+++ RECORDS FOR THE TASK +++

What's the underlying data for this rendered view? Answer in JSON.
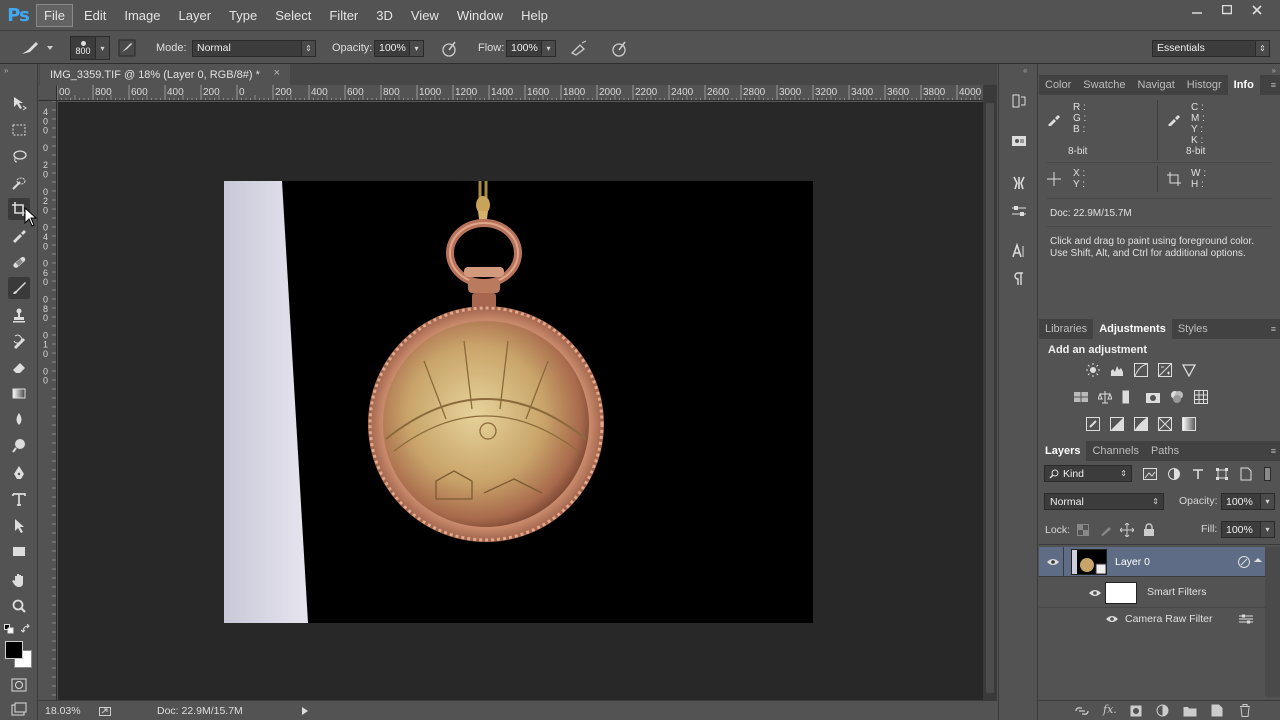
{
  "app": {
    "logo": "Ps"
  },
  "menu": [
    "File",
    "Edit",
    "Image",
    "Layer",
    "Type",
    "Select",
    "Filter",
    "3D",
    "View",
    "Window",
    "Help"
  ],
  "options_bar": {
    "brush_size": "800",
    "mode_label": "Mode:",
    "mode_value": "Normal",
    "opacity_label": "Opacity:",
    "opacity_value": "100%",
    "flow_label": "Flow:",
    "flow_value": "100%",
    "workspace": "Essentials"
  },
  "document": {
    "tab_title": "IMG_3359.TIF @ 18% (Layer 0, RGB/8#) *",
    "close_glyph": "×"
  },
  "rulers": {
    "top_ticks": [
      "00",
      "800",
      "600",
      "400",
      "200",
      "0",
      "200",
      "400",
      "600",
      "800",
      "1000",
      "1200",
      "1400",
      "1600",
      "1800",
      "2000",
      "2200",
      "2400",
      "2600",
      "2800",
      "3000",
      "3200",
      "3400",
      "3600",
      "3800",
      "4000"
    ],
    "left_ticks": [
      "4",
      "0",
      "0",
      "0",
      "2",
      "0",
      "0",
      "2",
      "0",
      "0",
      "4",
      "0",
      "0",
      "6",
      "0",
      "0",
      "8",
      "0",
      "0",
      "1",
      "0",
      "0",
      "0"
    ]
  },
  "status_bar": {
    "zoom": "18.03%",
    "doc": "Doc: 22.9M/15.7M"
  },
  "info_panel": {
    "tabs": [
      "Color",
      "Swatche",
      "Navigat",
      "Histogr",
      "Info"
    ],
    "rgb_labels": [
      "R :",
      "G :",
      "B :"
    ],
    "cmyk_labels": [
      "C :",
      "M :",
      "Y :",
      "K :"
    ],
    "bit_left": "8-bit",
    "bit_right": "8-bit",
    "xy_labels": [
      "X :",
      "Y :"
    ],
    "wh_labels": [
      "W :",
      "H :"
    ],
    "doc": "Doc: 22.9M/15.7M",
    "hint": "Click and drag to paint using foreground color. Use Shift, Alt, and Ctrl for additional options."
  },
  "adjustments_panel": {
    "tabs": [
      "Libraries",
      "Adjustments",
      "Styles"
    ],
    "title": "Add an adjustment"
  },
  "layers_panel": {
    "tabs": [
      "Layers",
      "Channels",
      "Paths"
    ],
    "filter_kind": "Kind",
    "blend_mode": "Normal",
    "opacity_label": "Opacity:",
    "opacity_value": "100%",
    "lock_label": "Lock:",
    "fill_label": "Fill:",
    "fill_value": "100%",
    "layers": [
      {
        "name": "Layer 0"
      },
      {
        "name": "Smart Filters"
      },
      {
        "name": "Camera Raw Filter"
      }
    ]
  },
  "colors": {
    "accent": "#3fa9f5",
    "selected_layer": "#5e6c85",
    "canvas_bg": "#282828"
  }
}
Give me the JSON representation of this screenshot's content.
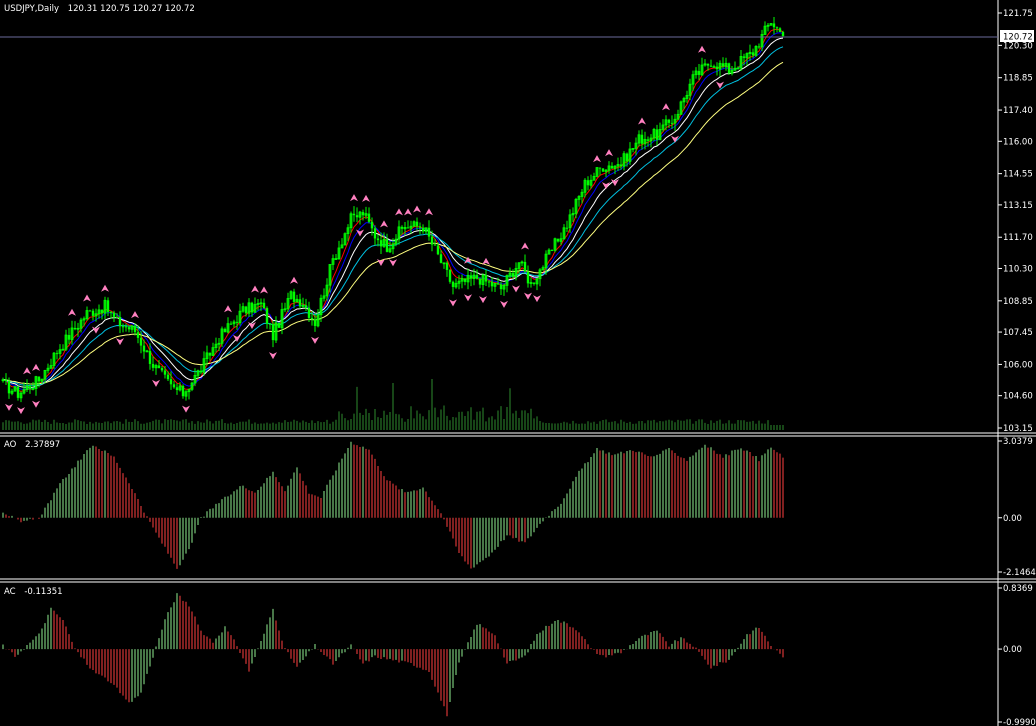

+++

▶ **WHAT YOU SHOULD DO**:
Transcribe all of the records above character for character. Exclude the pictures.

▶ **WRITTEN SOLUTION**:
What's the underlying data for this rendered view? Answer in JSON.
{
  "app": {
    "logo": "Ps"
  },
  "menu": [
    "File",
    "Edit",
    "Image",
    "Layer",
    "Type",
    "Select",
    "Filter",
    "3D",
    "View",
    "Window",
    "Help"
  ],
  "options_bar": {
    "brush_size": "800",
    "mode_label": "Mode:",
    "mode_value": "Normal",
    "opacity_label": "Opacity:",
    "opacity_value": "100%",
    "flow_label": "Flow:",
    "flow_value": "100%",
    "workspace": "Essentials"
  },
  "document": {
    "tab_title": "IMG_3359.TIF @ 18% (Layer 0, RGB/8#) *",
    "close_glyph": "×"
  },
  "rulers": {
    "top_ticks": [
      "00",
      "800",
      "600",
      "400",
      "200",
      "0",
      "200",
      "400",
      "600",
      "800",
      "1000",
      "1200",
      "1400",
      "1600",
      "1800",
      "2000",
      "2200",
      "2400",
      "2600",
      "2800",
      "3000",
      "3200",
      "3400",
      "3600",
      "3800",
      "4000"
    ],
    "left_ticks": [
      "4",
      "0",
      "0",
      "0",
      "2",
      "0",
      "0",
      "2",
      "0",
      "0",
      "4",
      "0",
      "0",
      "6",
      "0",
      "0",
      "8",
      "0",
      "0",
      "1",
      "0",
      "0",
      "0"
    ]
  },
  "status_bar": {
    "zoom": "18.03%",
    "doc": "Doc: 22.9M/15.7M"
  },
  "info_panel": {
    "tabs": [
      "Color",
      "Swatche",
      "Navigat",
      "Histogr",
      "Info"
    ],
    "rgb_labels": [
      "R :",
      "G :",
      "B :"
    ],
    "cmyk_labels": [
      "C :",
      "M :",
      "Y :",
      "K :"
    ],
    "bit_left": "8-bit",
    "bit_right": "8-bit",
    "xy_labels": [
      "X :",
      "Y :"
    ],
    "wh_labels": [
      "W :",
      "H :"
    ],
    "doc": "Doc: 22.9M/15.7M",
    "hint": "Click and drag to paint using foreground color. Use Shift, Alt, and Ctrl for additional options."
  },
  "adjustments_panel": {
    "tabs": [
      "Libraries",
      "Adjustments",
      "Styles"
    ],
    "title": "Add an adjustment"
  },
  "layers_panel": {
    "tabs": [
      "Layers",
      "Channels",
      "Paths"
    ],
    "filter_kind": "Kind",
    "blend_mode": "Normal",
    "opacity_label": "Opacity:",
    "opacity_value": "100%",
    "lock_label": "Lock:",
    "fill_label": "Fill:",
    "fill_value": "100%",
    "layers": [
      {
        "name": "Layer 0"
      },
      {
        "name": "Smart Filters"
      },
      {
        "name": "Camera Raw Filter"
      }
    ]
  },
  "colors": {
    "accent": "#3fa9f5",
    "selected_layer": "#5e6c85",
    "canvas_bg": "#282828"
  }
}
Give me the JSON representation of this screenshot's content.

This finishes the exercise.